- _Written instruction A_:
In the forum thread on the electric conversion, what does the output shaft spin on?
- _Written instruction B_:
State whether each statement agrees with the forum thread on the electric conversion, answering yes or no and quoting the deciding words: (i) a Karman Ghia weighs 1800 lbs and uses one motor with no gear; (ii) a 2x gear reduction halves the torque; (iii) a DC motor needs the reduction gear.

- _Selected extract_:
The output shaft of the TorqueBox has a yoke that fits the U-joints/bearings of the original drive shaft, and it has the splined input & adapter plate to mate to the motors. Not the cheapest way to go, but an elegant solution for sure.


----------



## Frankenfiftyfour (Jul 22, 2019)

Whoaa...they are pretty expensive...just looked at them


----------



## lawrencerhodes (Mar 31, 2008)

John Wayland did this decades ago using two motors. You should upgrade as your car weighs twice what White Zombie does. http://electricandhybridcars.com/index.php/pages/worldsfastestcar.html This is an old link. You may google to find something newer but since this page was made the car was reinforced due to all the wheelies. New lithium pack. Involved in a crash on a TV show.


----------



## rob_kr (Apr 8, 2016)

For a 54 Ford (say a Customliner sedan) you do need 2x something. 

In this case, I think you can make it work with 1 motor and a 2x gear reduction. The gear reduction will halve your rpm (so now the 6000 rpm from the motor fit the 3000-rpm drive train design) and it will double your torque. That should get the total weight off the line with normal-people performance.

If you want white-zombie-speeds etc then yes, the whole car needs to be reinforced etc.

I'm doing a 1959 Cadillac sedan, and it's with 2 motors and a 2x reduction. A Karman Ghia is 1800 lbs and uses 1 motor & no gear because the drive train needs 4000-6000 rpm, the Ford Customliner at 3500 lbs would use 1 motor and a 2x reduction, and the Cadillac is 5600 lbs with 2 motors and a 2x reduction. 

There's a weird logic in those numbers but I think it all works out....


----------



## Duncan (Dec 8, 2008)

You only want the reduction gear if you are using a wimpy AC motor

A DC motor is a LOT cheaper 
Does not need the reduction gear
And you probably don't need two

But it is a little less "sophisticated"


----------



## Frankenfiftyfour (Jul 22, 2019)

Here's an idea I was thinking about. I still have the output housing and shaft from the transmission. If I could modify it to mount to the electric motor and it would solve a lot of problems. Here's the issue with that:

The original set up fed ATF to keep the output shaft for lubrication.

What if I tapped the housing for grease fittings to pump grease into the areas in question? Would this even work?


----------



## remy_martian (Feb 4, 2019)

The output shaft spins on a bronze bearing. If you seal the front of the tailshaft housing with your adapter plate, you might be able to get away with simply filling the tailshaft housing with ATF. The trans I rebuilt last summer actually used the tailshaft housing as an ATF reservoir in addition to the pan. Alignment of the motor/shaft and that rear bearing will be interesting.


----------



## Duncan (Dec 8, 2008)

- _Extracted information_:
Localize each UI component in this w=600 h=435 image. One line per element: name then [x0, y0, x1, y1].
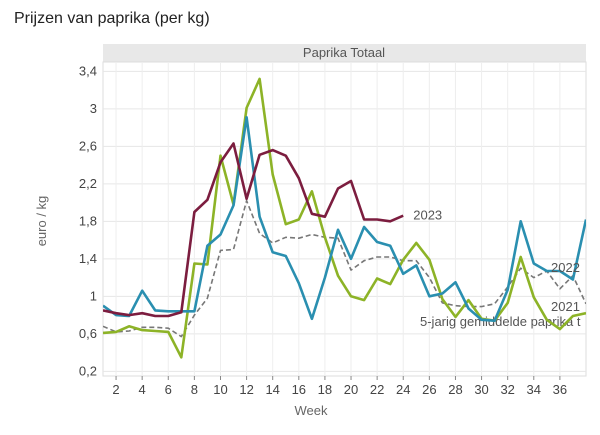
x-tick-label: 24: [396, 382, 410, 397]
x-axis-label: Week: [295, 403, 328, 418]
x-tick-label: 14: [265, 382, 279, 397]
x-tick-label: 6: [165, 382, 172, 397]
x-tick-label: 36: [553, 382, 567, 397]
panel-title: Paprika Totaal: [303, 45, 385, 60]
x-tick-label: 26: [422, 382, 436, 397]
x-tick-label: 20: [344, 382, 358, 397]
series-2023: [103, 142, 404, 318]
x-tick-label: 22: [370, 382, 384, 397]
x-tick-label: 16: [292, 382, 306, 397]
y-tick-label: 1,8: [79, 213, 97, 228]
y-tick-label: 2,6: [79, 138, 97, 153]
x-tick-label: 34: [527, 382, 541, 397]
series-line: [103, 77, 586, 359]
x-tick-label: 8: [191, 382, 198, 397]
y-tick-label: 2,2: [79, 176, 97, 191]
page-title: Prijzen van paprika (per kg): [14, 10, 210, 27]
x-tick-label: 32: [500, 382, 514, 397]
y-tick-label: 3: [90, 101, 97, 116]
x-tick-label: 28: [448, 382, 462, 397]
plot-area: [102, 61, 587, 377]
series-label: 5-jarig gemiddelde paprika t: [420, 314, 581, 329]
panel-strip: [103, 44, 586, 62]
series-line: [103, 142, 404, 318]
y-tick-label: 0,2: [79, 363, 97, 378]
series-label: 2021: [551, 299, 580, 314]
series-label: 2023: [413, 208, 442, 223]
x-tick-label: 18: [318, 382, 332, 397]
y-axis-label: euro / kg: [34, 196, 49, 247]
x-tick-label: 30: [474, 382, 488, 397]
x-tick-label: 12: [239, 382, 253, 397]
series-line: [103, 116, 586, 323]
x-tick-label: 4: [139, 382, 146, 397]
axis-ticks: 0,20,611,41,82,22,633,42 4 6 8 10 12 14 16 18 20 2…: [79, 63, 567, 397]
x-tick-label: 2: [112, 382, 119, 397]
series-label: 2022: [551, 260, 580, 275]
y-tick-label: 1,4: [79, 251, 97, 266]
series-line: [103, 199, 586, 338]
y-tick-label: 3,4: [79, 63, 97, 78]
y-tick-label: 0,6: [79, 326, 97, 341]
y-tick-label: 1: [90, 288, 97, 303]
x-tick-label: 10: [213, 382, 227, 397]
grid: [103, 62, 586, 376]
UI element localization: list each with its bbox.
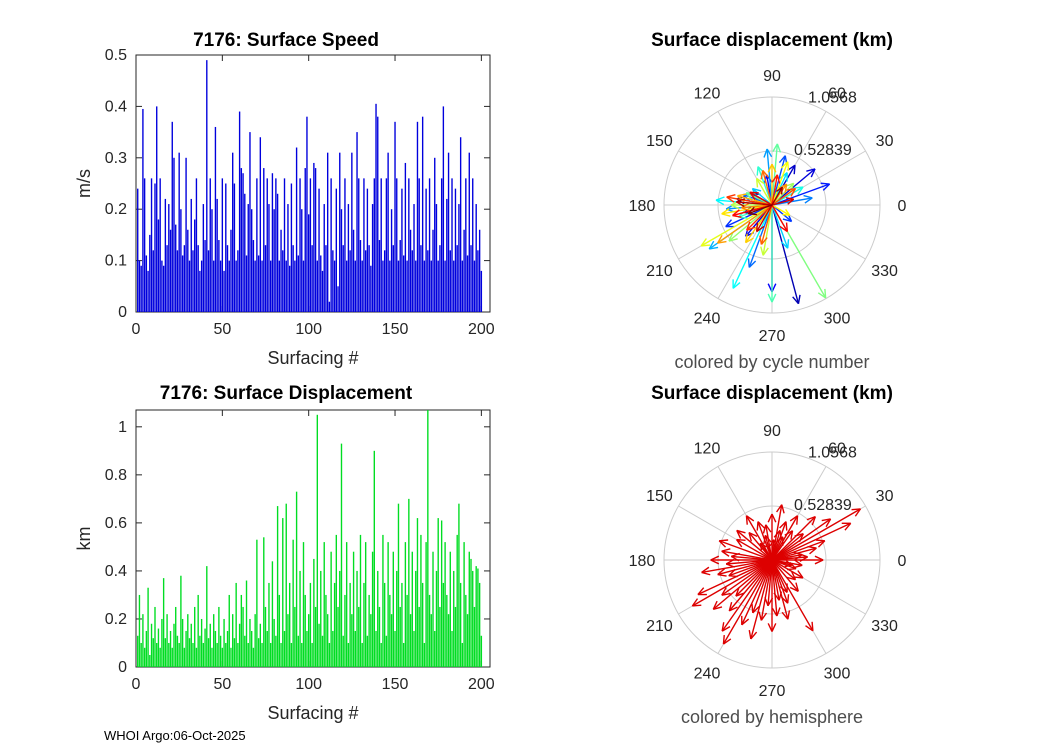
- svg-text:100: 100: [295, 676, 322, 693]
- subplot-surface-displacement: 7176: Surface Displacement 0 0.2 0.4 0.6 0.8…: [66, 375, 506, 725]
- svg-text:120: 120: [694, 85, 721, 102]
- svg-text:1: 1: [118, 419, 127, 436]
- footer-text: WHOI Argo:06-Oct-2025: [104, 728, 246, 743]
- svg-text:0.6: 0.6: [105, 515, 127, 532]
- subplot-surface-speed: 7176: Surface Speed 0 0.1 0.2 0.3 0.4 0.5 0 50 1…: [66, 20, 506, 370]
- svg-text:90: 90: [763, 423, 781, 440]
- svg-text:30: 30: [876, 133, 894, 150]
- svg-text:30: 30: [876, 488, 894, 505]
- svg-text:0: 0: [898, 553, 907, 570]
- svg-text:0: 0: [898, 198, 907, 215]
- svg-text:300: 300: [824, 666, 851, 683]
- svg-text:50: 50: [213, 676, 231, 693]
- svg-text:0.1: 0.1: [105, 253, 127, 270]
- svg-text:Surfacing #: Surfacing #: [267, 703, 358, 723]
- polar-cycle-caption: colored by cycle number: [674, 352, 870, 372]
- svg-text:60: 60: [828, 440, 846, 457]
- svg-text:100: 100: [295, 321, 322, 338]
- svg-text:180: 180: [629, 198, 656, 215]
- svg-text:150: 150: [382, 676, 409, 693]
- svg-text:330: 330: [871, 263, 898, 280]
- svg-text:150: 150: [646, 133, 673, 150]
- subplot-polar-hemisphere: Surface displacement (km) 0 30 60 90 120 150 1…: [592, 375, 952, 735]
- svg-text:1.0568: 1.0568: [808, 90, 857, 107]
- svg-text:0.4: 0.4: [105, 98, 127, 115]
- svg-text:270: 270: [759, 328, 786, 345]
- svg-text:0.2: 0.2: [105, 611, 127, 628]
- svg-text:150: 150: [646, 488, 673, 505]
- svg-text:0.2: 0.2: [105, 201, 127, 218]
- subplot-polar-cycle: Surface displacement (km) 0 30 60 90 120 150 1…: [592, 20, 952, 380]
- svg-text:50: 50: [213, 321, 231, 338]
- svg-text:m/s: m/s: [74, 169, 94, 198]
- svg-text:1.0568: 1.0568: [808, 445, 857, 462]
- svg-text:210: 210: [646, 618, 673, 635]
- svg-text:120: 120: [694, 440, 721, 457]
- svg-text:240: 240: [694, 666, 721, 683]
- svg-text:0: 0: [118, 659, 127, 676]
- surface-displacement-canvas: 0 0.2 0.4 0.6 0.8 1 0 50 100 150 200 Surfacing # km: [74, 409, 495, 723]
- svg-text:0: 0: [118, 304, 127, 321]
- svg-text:150: 150: [382, 321, 409, 338]
- svg-text:200: 200: [468, 321, 495, 338]
- polar-cycle-title: Surface displacement (km): [651, 30, 893, 51]
- svg-text:0.8: 0.8: [105, 467, 127, 484]
- polar-cycle-canvas: 0 30 60 90 120 150 180 210 240 270 300 330 0.52839 1.…: [629, 68, 907, 345]
- svg-text:0: 0: [132, 676, 141, 693]
- svg-text:0.5: 0.5: [105, 47, 127, 64]
- svg-text:270: 270: [759, 683, 786, 700]
- polar-hemisphere-canvas: 0 30 60 90 120 150 180 210 240 270 300 330 0.52839 1.…: [629, 423, 907, 700]
- svg-text:210: 210: [646, 263, 673, 280]
- svg-text:0.3: 0.3: [105, 150, 127, 167]
- svg-text:200: 200: [468, 676, 495, 693]
- svg-text:0.52839: 0.52839: [794, 497, 852, 514]
- polar-hemisphere-caption: colored by hemisphere: [680, 707, 864, 727]
- svg-text:0.52839: 0.52839: [794, 142, 852, 159]
- svg-text:Surfacing #: Surfacing #: [267, 348, 358, 368]
- svg-text:240: 240: [694, 311, 721, 328]
- svg-text:330: 330: [871, 618, 898, 635]
- surface-speed-title: 7176: Surface Speed: [193, 30, 379, 51]
- svg-text:90: 90: [763, 68, 781, 85]
- svg-text:0.4: 0.4: [105, 563, 127, 580]
- svg-text:0: 0: [132, 321, 141, 338]
- surface-speed-canvas: 0 0.1 0.2 0.3 0.4 0.5 0 50 100 150 200 Surfacing # m…: [74, 47, 495, 368]
- surface-displacement-title: 7176: Surface Displacement: [159, 383, 413, 404]
- svg-text:60: 60: [828, 85, 846, 102]
- svg-text:300: 300: [824, 311, 851, 328]
- svg-text:180: 180: [629, 553, 656, 570]
- polar-hemisphere-title: Surface displacement (km): [651, 383, 893, 404]
- svg-text:km: km: [74, 527, 94, 551]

- _Exercise solution A_:
A bronze bearing.

- _Exercise solution B_:
(i) Yes: "A Karman Ghia is 1800 lbs and uses 1 motor & no gear"
(ii) No: "it will double your torque"
(iii) No: "Does not need the reduction gear"